**SHORT EXERCISE**
Search the material below for the word "image". Copy every line that has it.

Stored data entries
· · · ·

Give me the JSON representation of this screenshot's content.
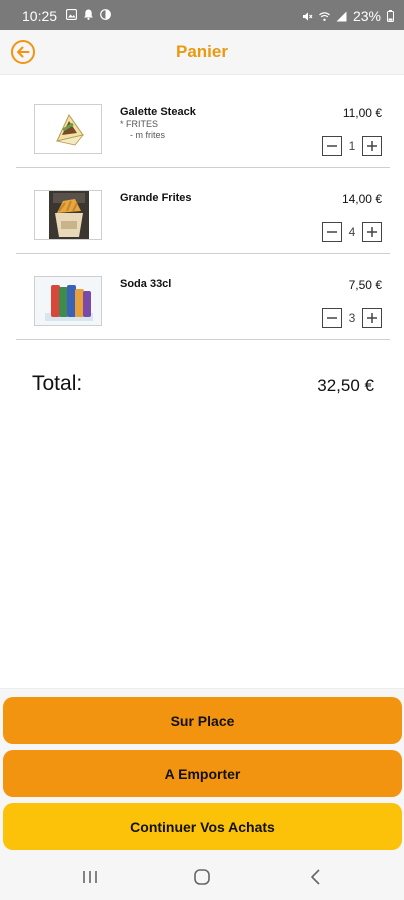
{
  "status_bar": {
    "time": "10:25",
    "left_icons": [
      "image-icon",
      "bell-icon",
      "moon-icon"
    ],
    "right_icons": [
      "mute-icon",
      "wifi-icon",
      "signal-icon"
    ],
    "battery": "23%"
  },
  "header": {
    "title": "Panier",
    "back_icon": "back-arrow-icon",
    "accent_color": "#e89a10"
  },
  "cart": {
    "items": [
      {
        "name": "Galette Steack",
        "options": [
          "* FRITES",
          "- m frites"
        ],
        "price": "11,00 €",
        "quantity": "1",
        "thumb_icon": "galette-wrap-image"
      },
      {
        "name": "Grande Frites",
        "options": [],
        "price": "14,00 €",
        "quantity": "4",
        "thumb_icon": "fries-image"
      },
      {
        "name": "Soda 33cl",
        "options": [],
        "price": "7,50 €",
        "quantity": "3",
        "thumb_icon": "soda-cans-image"
      }
    ]
  },
  "total": {
    "label": "Total:",
    "value": "32,50 €"
  },
  "actions": {
    "sur_place": "Sur Place",
    "a_emporter": "A Emporter",
    "continuer": "Continuer Vos Achats",
    "orange_color": "#f39410",
    "yellow_color": "#fcc20a"
  },
  "nav_bar": {
    "icons": [
      "recent-apps-icon",
      "home-icon",
      "back-icon"
    ]
  }
}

· · · ·

**WRITTEN REPLY**
      "image-icon",
        "thumb_icon": "galette-wrap-image"
        "thumb_icon": "fries-image"
        "thumb_icon": "soda-cans-image"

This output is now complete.